— Begin MATERIAL SUPPLIED —
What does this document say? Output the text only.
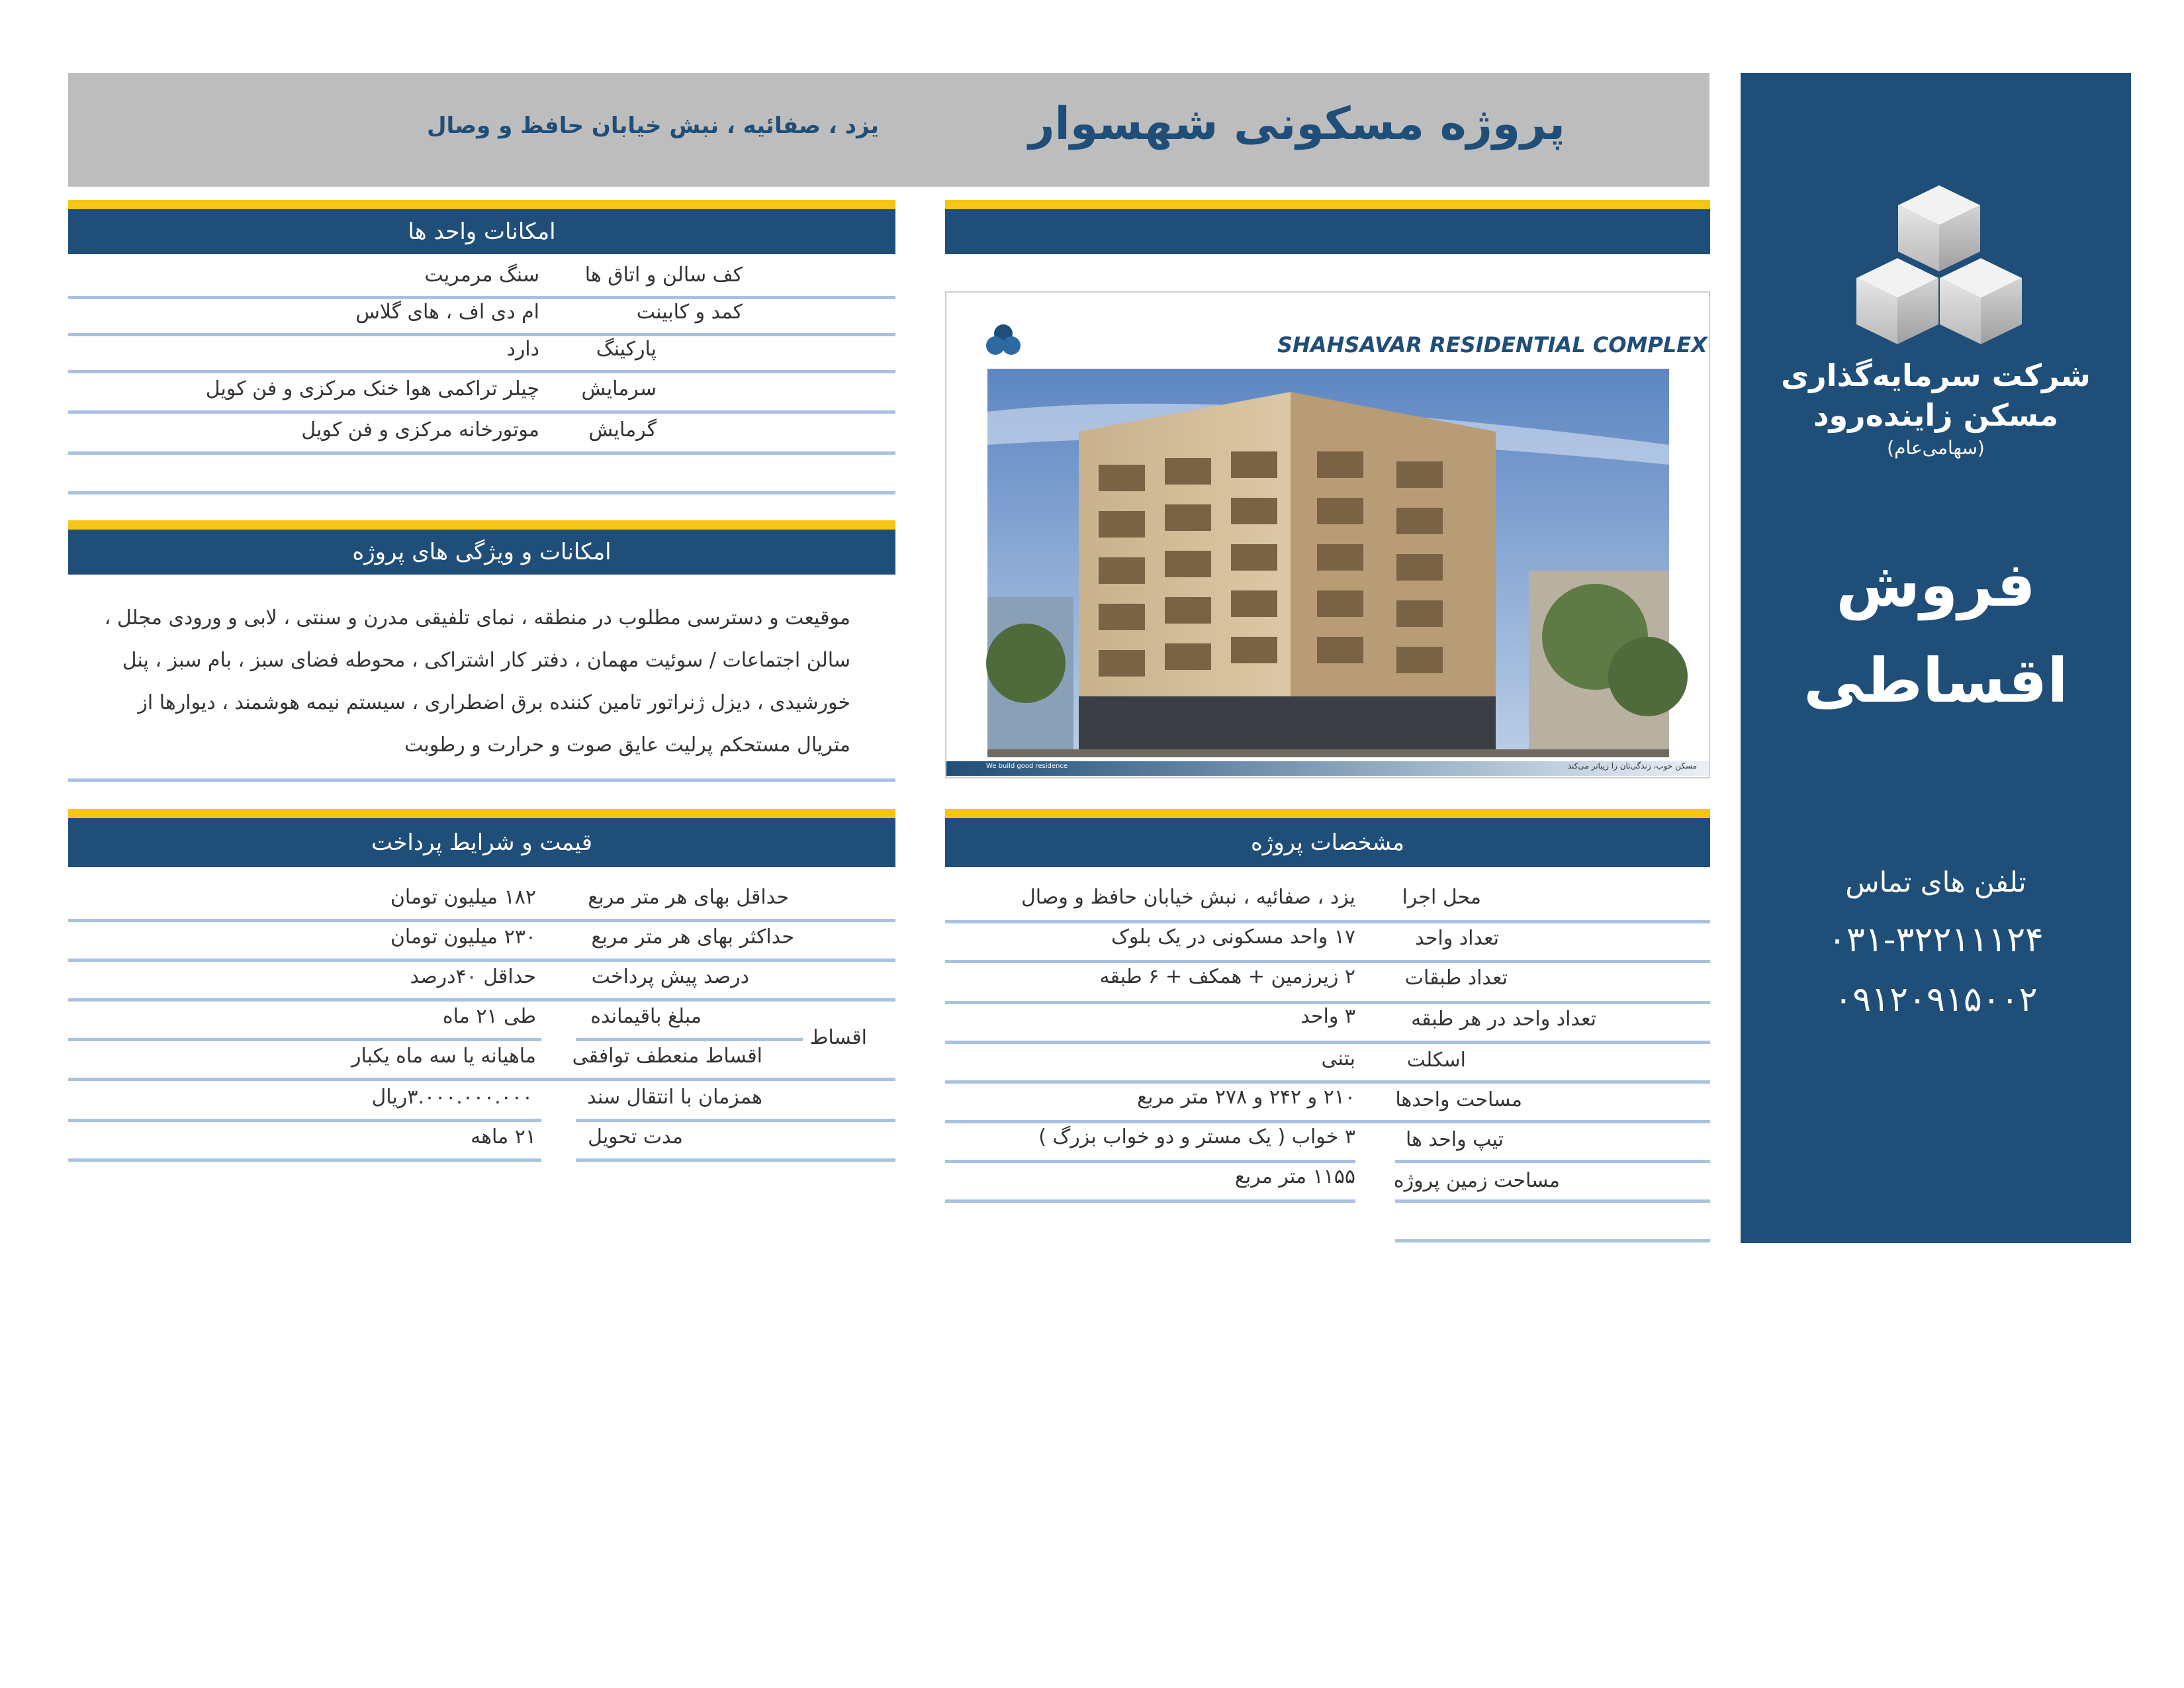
پروژه مسکونی شهسوار
یزد ، صفائیه ، نبش خیابان حافظ و وصال
شرکت سرمایه‌گذاری
مسکن زاینده‌رود
(سهامی‌عام)
فروش
اقساطی
تلفن های تماس
۰۳۱-۳۲۲۱۱۱۲۴
۰۹۱۲۰۹۱۵۰۰۲
امکانات واحد ها
کف سالن و اتاق ها
سنگ مرمریت
کمد و کابینت
ام دی اف ، های گلاس
پارکینگ
دارد
سرمایش
چیلر تراکمی هوا خنک مرکزی و فن کویل
گرمایش
موتورخانه مرکزی و فن کویل
امکانات و ویژگی های پروژه
موقیعت و دسترسی مطلوب در منطقه ، نمای تلفیقی مدرن و سنتی ، لابی و ورودی مجلل ،
سالن اجتماعات / سوئیت مهمان ، دفتر کار اشتراکی ، محوطه فضای سبز ، بام سبز ، پنل
خورشیدی ، دیزل ژنراتور تامین کننده برق اضطراری ، سیستم نیمه هوشمند ، دیوارها از
متریال مستحکم پرلیت عایق صوت و حرارت و رطوبت
قیمت و شرایط پرداخت
حداقل بهای هر متر مربع
۱۸۲ میلیون تومان
حداکثر بهای هر متر مربع
۲۳۰ میلیون تومان
درصد پیش پرداخت
حداقل ۴۰درصد
اقساط
مبلغ باقیمانده
طی ۲۱ ماه
اقساط منعطف توافقی
ماهیانه یا سه ماه یکبار
همزمان با انتقال سند
۳.۰۰۰.۰۰۰.۰۰۰ریال
مدت تحویل
۲۱ ماهه
SHAHSAVAR RESIDENTIAL COMPLEX
مسکن خوب، زندگی‌تان را زیباتر می‌کند
We build good residence
مشخصات پروژه
محل اجرا
یزد ، صفائیه ، نبش خیابان حافظ و وصال
تعداد واحد
۱۷ واحد مسکونی در یک بلوک
تعداد طبقات
۲ زیرزمین + همکف + ۶ طبقه
تعداد واحد در هر طبقه
۳ واحد
اسکلت
بتنی
مساحت واحدها
۲۱۰ و ۲۴۲ و ۲۷۸ متر مربع
تیپ واحد ها
۳ خواب ( یک مستر و دو خواب بزرگ )
مساحت زمین پروژه
۱۱۵۵ متر مربع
— End MATERIAL SUPPLIED —
Quote the full listing above word for word; exclude every picture from the copy.

What does this document say? Output the text only.
پروژه مسکونی شهسوار
یزد ، صفائیه ، نبش خیابان حافظ و وصال
شرکت سرمایه‌گذاری
مسکن زاینده‌رود
(سهامی‌عام)
فروش
اقساطی
تلفن های تماس
۰۳۱-۳۲۲۱۱۱۲۴
۰۹۱۲۰۹۱۵۰۰۲
امکانات واحد ها
کف سالن و اتاق ها
سنگ مرمریت
کمد و کابینت
ام دی اف ، های گلاس
پارکینگ
دارد
سرمایش
چیلر تراکمی هوا خنک مرکزی و فن کویل
گرمایش
موتورخانه مرکزی و فن کویل
امکانات و ویژگی های پروژه
موقیعت و دسترسی مطلوب در منطقه ، نمای تلفیقی مدرن و سنتی ، لابی و ورودی مجلل ،
سالن اجتماعات / سوئیت مهمان ، دفتر کار اشتراکی ، محوطه فضای سبز ، بام سبز ، پنل
خورشیدی ، دیزل ژنراتور تامین کننده برق اضطراری ، سیستم نیمه هوشمند ، دیوارها از
متریال مستحکم پرلیت عایق صوت و حرارت و رطوبت
قیمت و شرایط پرداخت
حداقل بهای هر متر مربع
۱۸۲ میلیون تومان
حداکثر بهای هر متر مربع
۲۳۰ میلیون تومان
درصد پیش پرداخت
حداقل ۴۰درصد
اقساط
مبلغ باقیمانده
طی ۲۱ ماه
اقساط منعطف توافقی
ماهیانه یا سه ماه یکبار
همزمان با انتقال سند
۳.۰۰۰.۰۰۰.۰۰۰ریال
مدت تحویل
۲۱ ماهه
SHAHSAVAR RESIDENTIAL COMPLEX
مسکن خوب، زندگی‌تان را زیباتر می‌کند
We build good residence
مشخصات پروژه
محل اجرا
یزد ، صفائیه ، نبش خیابان حافظ و وصال
تعداد واحد
۱۷ واحد مسکونی در یک بلوک
تعداد طبقات
۲ زیرزمین + همکف + ۶ طبقه
تعداد واحد در هر طبقه
۳ واحد
اسکلت
بتنی
مساحت واحدها
۲۱۰ و ۲۴۲ و ۲۷۸ متر مربع
تیپ واحد ها
۳ خواب ( یک مستر و دو خواب بزرگ )
مساحت زمین پروژه
۱۱۵۵ متر مربع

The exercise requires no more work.